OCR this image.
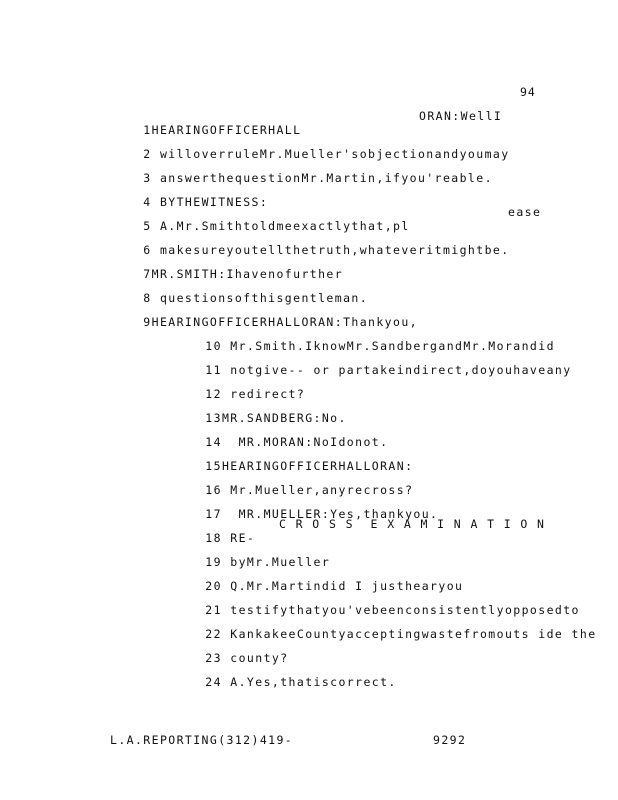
94

1HEARINGOFFICERHALL

ORAN:WellI

2 willoverruleMr.Mueller'sobjectionandyoumay

3 answerthequestionMr.Martin,ifyou'reable.

4 BYTHEWITNESS:

5 A.Mr.Smithtoldmeexactlythat,pl

ease

6 makesureyoutellthetruth,whateveritmightbe.

7MR.SMITH:Ihavenofurther

8 questionsofthisgentleman.

9HEARINGOFFICERHALLORAN:Thankyou,

10 Mr.Smith.IknowMr.SandbergandMr.Morandid

11 notgive-- or partakeindirect,doyouhaveany

12 redirect?

13MR.SANDBERG:No.

14  MR.MORAN:NoIdonot.

15HEARINGOFFICERHALLORAN:

16 Mr.Mueller,anyrecross?

17  MR.MUELLER:Yes,thankyou.

18 RE-

C R O S S  E X A M I N A T I O N

19 byMr.Mueller

20 Q.Mr.Martindid I justhearyou

21 testifythatyou'vebeenconsistentlyopposedto

22 KankakeeCountyacceptingwastefromouts ide the

23 county?

24 A.Yes,thatiscorrect.

L.A.REPORTING(312)419-	9292
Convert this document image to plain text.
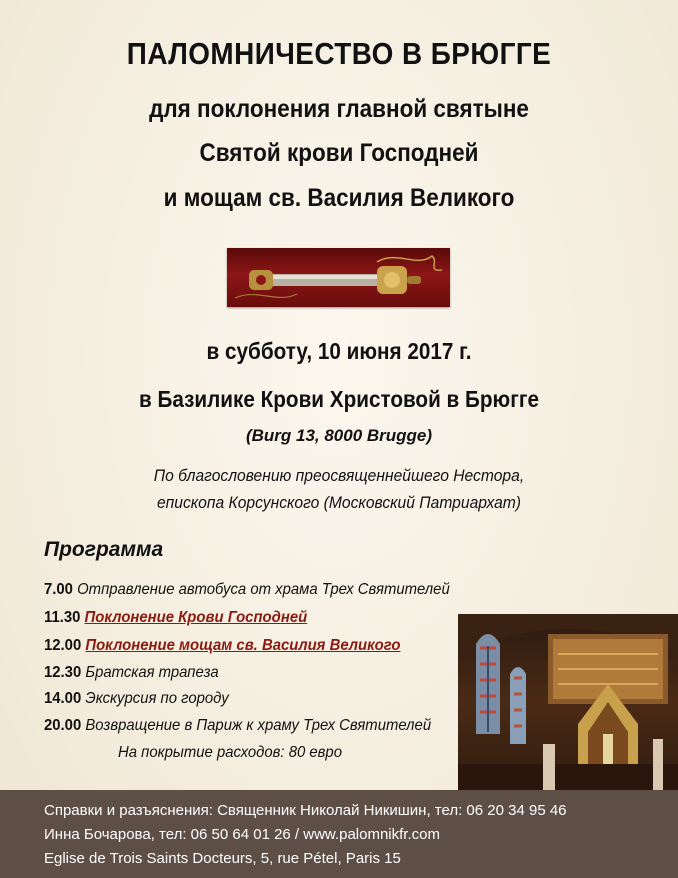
ПАЛОМНИЧЕСТВО В БРЮГГЕ
для поклонения главной святыне
Святой крови Господней
и мощам св. Василия Великого
в субботу, 10 июня 2017 г.
в Базилике Крови Христовой в Брюгге
(Burg 13, 8000 Brugge)
По благословению преосвященнейшего Нестора,
епископа Корсунского (Московский Патриархат)
Программа
7.00 Отправление автобуса от храма Трех Святителей
11.30 Поклонение Крови Господней
12.00 Поклонение мощам св. Василия Великого
12.30 Братская трапеза
14.00 Экскурсия по городу
20.00 Возвращение в Париж к храму Трех Святителей
На покрытие расходов: 80 евро
Справки и разъяснения: Священник Николай Никишин, тел: 06 20 34 95 46
Инна Бочарова, тел: 06 50 64 01 26 / www.palomnikfr.com
Eglise de Trois Saints Docteurs, 5, rue Pétel, Paris 15
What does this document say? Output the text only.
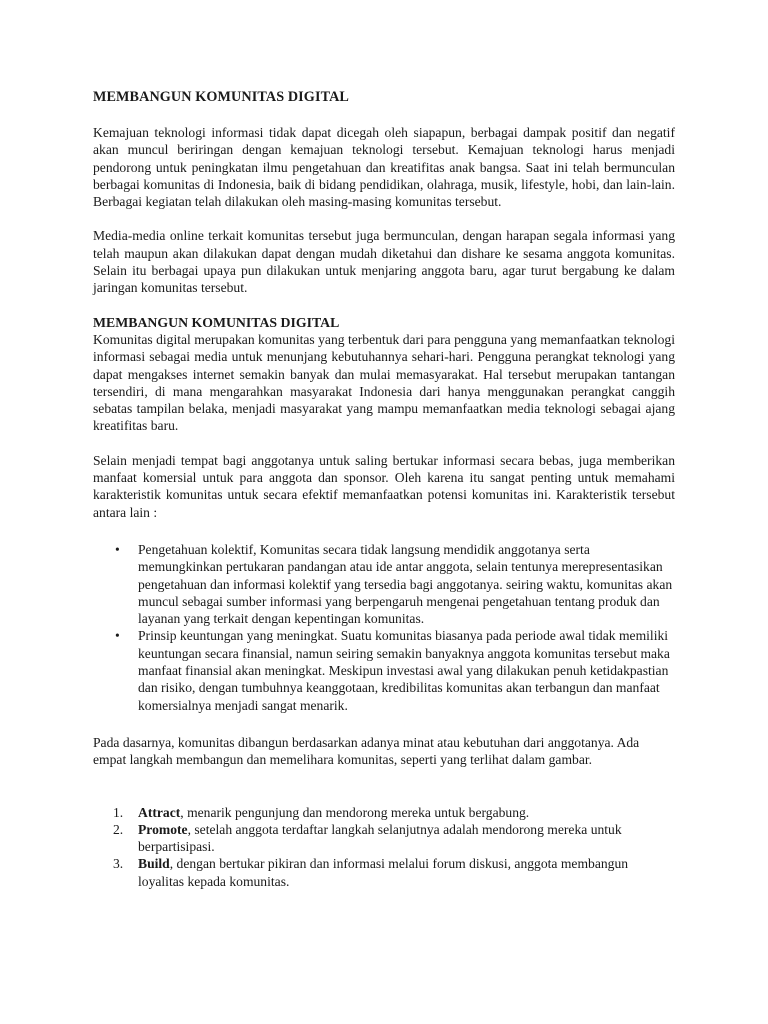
MEMBANGUN KOMUNITAS DIGITAL

Kemajuan teknologi informasi tidak dapat dicegah oleh siapapun, berbagai dampak positif dan negatif akan muncul beriringan dengan kemajuan teknologi tersebut. Kemajuan teknologi harus menjadi pendorong untuk peningkatan ilmu pengetahuan dan kreatifitas anak bangsa. Saat ini telah bermunculan berbagai komunitas di Indonesia, baik di bidang pendidikan, olahraga, musik, lifestyle, hobi, dan lain-lain. Berbagai kegiatan telah dilakukan oleh masing-masing komunitas tersebut.

Media-media online terkait komunitas tersebut juga bermunculan, dengan harapan segala informasi yang telah maupun akan dilakukan dapat dengan mudah diketahui dan dishare ke sesama anggota komunitas. Selain itu berbagai upaya pun dilakukan untuk menjaring anggota baru, agar turut bergabung ke dalam jaringan komunitas tersebut.

MEMBANGUN KOMUNITAS DIGITAL

Komunitas digital merupakan komunitas yang terbentuk dari para pengguna yang memanfaatkan teknologi informasi sebagai media untuk menunjang kebutuhannya sehari-hari. Pengguna perangkat teknologi yang dapat mengakses internet semakin banyak dan mulai memasyarakat. Hal tersebut merupakan tantangan tersendiri, di mana mengarahkan masyarakat Indonesia dari hanya menggunakan perangkat canggih sebatas tampilan belaka, menjadi masyarakat yang mampu memanfaatkan media teknologi sebagai ajang kreatifitas baru.

Selain menjadi tempat bagi anggotanya untuk saling bertukar informasi secara bebas, juga memberikan manfaat komersial untuk para anggota dan sponsor. Oleh karena itu sangat penting untuk memahami karakteristik komunitas untuk secara efektif memanfaatkan potensi komunitas ini. Karakteristik tersebut antara lain :

• Pengetahuan kolektif, Komunitas secara tidak langsung mendidik anggotanya serta memungkinkan pertukaran pandangan atau ide antar anggota, selain tentunya merepresentasikan pengetahuan dan informasi kolektif yang tersedia bagi anggotanya. seiring waktu, komunitas akan muncul sebagai sumber informasi yang berpengaruh mengenai pengetahuan tentang produk dan layanan yang terkait dengan kepentingan komunitas.
• Prinsip keuntungan yang meningkat. Suatu komunitas biasanya pada periode awal tidak memiliki keuntungan secara finansial, namun seiring semakin banyaknya anggota komunitas tersebut maka manfaat finansial akan meningkat. Meskipun investasi awal yang dilakukan penuh ketidakpastian dan risiko, dengan tumbuhnya keanggotaan, kredibilitas komunitas akan terbangun dan manfaat komersialnya menjadi sangat menarik.

Pada dasarnya, komunitas dibangun berdasarkan adanya minat atau kebutuhan dari anggotanya. Ada empat langkah membangun dan memelihara komunitas, seperti yang terlihat dalam gambar.

1. Attract, menarik pengunjung dan mendorong mereka untuk bergabung.
2. Promote, setelah anggota terdaftar langkah selanjutnya adalah mendorong mereka untuk berpartisipasi.
3. Build, dengan bertukar pikiran dan informasi melalui forum diskusi, anggota membangun loyalitas kepada komunitas.
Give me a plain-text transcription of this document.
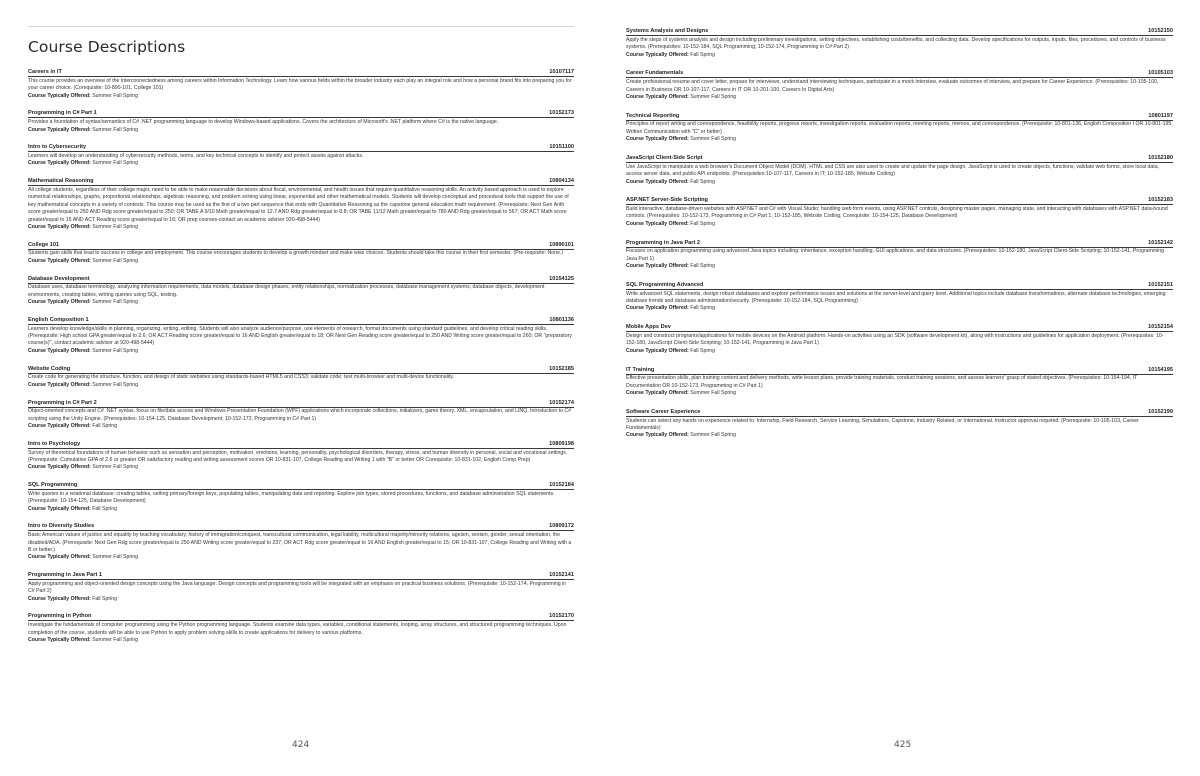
Course Descriptions
Careers in IT	10107117
This course provides an overview of the interconnectedness among careers within Information Technology. Learn how various fields within the broader industry each play an integral role and how a personal brand fits into preparing you for your career choice. (Corequisite: 10-890-101, College 101)
Course Typically Offered: Summer Fall Spring
Programming in C# Part 1	10152173
Provides a foundation of syntax/semantics of C# .NET programming language to develop Windows-based applications. Covers the architecture of Microsoft's .NET platform where C# is the native language.
Course Typically Offered: Summer Fall Spring
Intro to Cybersecurity	10151100
Learners will develop an understanding of cybersecurity methods, terms, and key technical concepts to identify and protect assets against attacks.
Course Typically Offered: Summer Fall Spring
Mathematical Reasoning	10804134
All college students, regardless of their college major, need to be able to make reasonable decisions about fiscal, environmental, and health issues that require quantitative reasoning skills. An activity based approach is used to explore numerical relationships, graphs, proportional relationships, algebraic reasoning, and problem solving using linear, exponential and other mathematical models. Students will develop conceptual and procedural tools that support the use of key mathematical concepts in a variety of contexts. This course may be used as the first of a two part sequence that ends with Quantitative Reasoning as the capstone general education math requirement. (Prerequisite: Next Gen Arith score greater/equal to 250 AND Rdg score greater/equal to 250; OR TABE A 9/10 Math greater/equal to 12.7 AND Rdg greater/equal to 8.8; OR TABE 11/12 Math greater/equal to 780 AND Rdg greater/equal to 567; OR ACT Math score greater/equal to 15 AND ACT Reading score greater/equal to 16; OR prep courses-contact an academic advisor 920-498-5444)
Course Typically Offered: Summer Fall Spring
College 101	10890101
Students gain skills that lead to success in college and employment. This course encourages students to develop a growth mindset and make wise choices. Students should take this course in their first semester. (Pre-requisite: None.)
Course Typically Offered: Summer Fall Spring
Database Development	10154125
Database uses, database terminology, analyzing information requirements, data models, database design phases, entity relationships, normalization processes, database management systems, database objects, development environments, creating tables, writing queries using SQL, testing.
Course Typically Offered: Summer Fall Spring
English Composition 1	10801136
Learners develop knowledge/skills in planning, organizing, writing, editing. Students will also analyze audience/purpose, use elements of research, format documents using standard guidelines, and develop critical reading skills. (Prerequisite: High school GPA greater/equal to 2.6; OR ACT Reading score greater/equal to 16 AND English greater/equal to 18; OR Next Gen Reading score greater/equal to 250 AND Writing score greater/equal to 260; OR "preparatory course(s)", contact academic advisor at 920-498-5444)
Course Typically Offered: Summer Fall Spring
Website Coding	10152185
Create code for generating the structure, function, and design of static websites using standards-based HTML5 and CSS3; validate code; test multi-browser and multi-device functionality.
Course Typically Offered: Summer Fall Spring
Programming in C# Part 2	10152174
Object-oriented concepts and C# .NET syntax, focus on file/data access and Windows Presentation Foundation (WPF) applications which incorporate collections, initializers, game theory, XML, encapsulation, and LINQ. Introduction to C# scripting using the Unity Engine. (Prerequisites: 10-154-125, Database Development; 10-152-173, Programming in C# Part 1)
Course Typically Offered: Fall Spring
Intro to Psychology	10809198
Survey of theoretical foundations of human behavior such as sensation and perception, motivation, emotions, learning, personality, psychological disorders, therapy, stress, and human diversity in personal, social and vocational settings. (Prerequisite: Cumulative GPA of 2.6 or greater OR satisfactory reading and writing assessment scores OR 10-831-107, College Reading and Writing 1 with "B" or better OR Corequisite: 10-831-102, English Comp Prep)
Course Typically Offered: Summer Fall Spring
SQL Programming	10152184
Write queries in a relational database: creating tables, setting primary/foreign keys, populating tables, manipulating data and reporting. Explore join types, stored procedures, functions, and database administration SQL statements. (Prerequisite: 10-154-125, Database Development)
Course Typically Offered: Fall Spring
Intro to Diversity Studies	10809172
Basic American values of justice and equality by teaching vocabulary, history of immigration/conquest, transcultural communication, legal liability, multicultural majority/minority relations, ageism, sexism, gender, sexual orientation, the disabled/ADA. (Prerequisite: Next Gen Rdg score greater/equal to 250 AND Writing score greater/equal to 237; OR ACT Rdg score greater/equal to 16 AND English greater/equal to 15; OR 10-831-107, College Reading and Writing with a B or better.)
Course Typically Offered: Summer Fall Spring
Programming in Java Part 1	10152141
Apply programming and object-oriented design concepts using the Java language. Design concepts and programming tools will be integrated with an emphasis on practical business solutions. (Prerequisite: 10-152-174, Programming in C# Part 2)
Course Typically Offered: Fall Spring
Programming in Python	10152170
Investigate the fundamentals of computer programming using the Python programming language. Students examine data types, variables, conditional statements, looping, array structures, and structured programming techniques. Upon completion of the course, students will be able to use Python to apply problem solving skills to create applications for delivery to various platforms.
Course Typically Offered: Summer Fall Spring
424
Systems Analysis and Designs	10152150
Apply the steps of systems analysis and design including preliminary investigations, setting objectives, establishing costs/benefits, and collecting data. Develop specifications for outputs, inputs, files, procedures, and controls of business systems. (Prerequisites: 10-152-184, SQL Programming; 10-152-174, Programming in C# Part 2)
Course Typically Offered: Fall Spring
Career Fundamentals	10105103
Create professional resume and cover letter, prepare for interviews, understand interviewing techniques, participate in a mock interview, evaluate outcomes of interview, and prepare for Career Experience. (Prerequisites: 10-105-100, Careers in Business OR 10-107-117, Careers in IT OR 10-201-100, Careers In Digital Arts)
Course Typically Offered: Summer Fall Spring
Technical Reporting	10801197
Principles of report writing and correspondence, feasibility reports, progress reports, investigation reports, evaluation reports, meeting reports, memos, and correspondence. (Prerequisite: 10-801-136, English Composition I OR 10-801-195, Written Communication with "C" or better)
Course Typically Offered: Summer Fall Spring
JavaScript Client-Side Script	10152180
Use JavaScript to manipulate a web browser's Document Object Model (DOM). HTML and CSS are also used to create and update the page design. JavaScript is used to create objects, functions, validate web forms, store local data, access server data, and public API endpoints. (Prerequisites:10-107-117, Careers in IT; 10-152-185, Website Coding)
Course Typically Offered: Fall Spring
ASP.NET Server-Side Scripting	10152183
Build interactive, database-driven websites with ASP.NET and C# with Visual Studio; handling web form events, using ASP.NET controls, designing master pages, managing state, and interacting with databases with ASP.NET data-bound controls. (Prerequisites: 10-152-173, Programming in C# Part 1; 10-152-185, Website Coding; Corequisite: 10-154-125, Database Development)
Course Typically Offered: Fall Spring
Programming in Java Part 2	10152142
Focuses on application programming using advanced Java topics including: inheritance, exception handling, GUI applications, and data structures. (Prerequisites: 10-152-180, JavaScript Client-Side Scripting; 10-152-141, Programming Java Part 1)
Course Typically Offered: Fall Spring
SQL Programming Advanced	10152151
Write advanced SQL statements, design robust databases and explore performance issues and solutions at the server-level and query level. Additional topics include database transformations, alternate database technologies, emerging database trends and database administration/security. (Prerequisite: 10-152-184, SQL Programming)
Course Typically Offered: Fall Spring
Mobile Apps Dev	10152154
Design and construct programs/applications for mobile devices on the Android platform. Hands-on activities using an SDK (software development kit), along with instructions and guidelines for application deployment. (Prerequisites: 10-152-180, JavaScript Client-Side Scripting; 10-152-141, Programming in Java Part 1)
Course Typically Offered: Fall Spring
IT Training	10154195
Effective presentation skills, plan training content and delivery methods, write lesson plans, provide training materials, conduct training sessions, and assess learners' grasp of stated objectives. (Prerequisites: 10-154-194, IT Documentation OR 10-152-173, Programming in C# Part 1)
Course Typically Offered: Summer Fall Spring
Software Career Experience	10152199
Students can select any hands on experience related to: Internship, Field Research, Service Learning, Simulations, Capstone, Industry Related, or International. Instructor approval required. (Prerequisite: 10-105-103, Career Fundamentals)
Course Typically Offered: Summer Fall Spring
425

* _OBJECTIVE_:
The answer is one number: how many lines of the material above contain "plain".

* _WRITTEN SOLUTION_:
2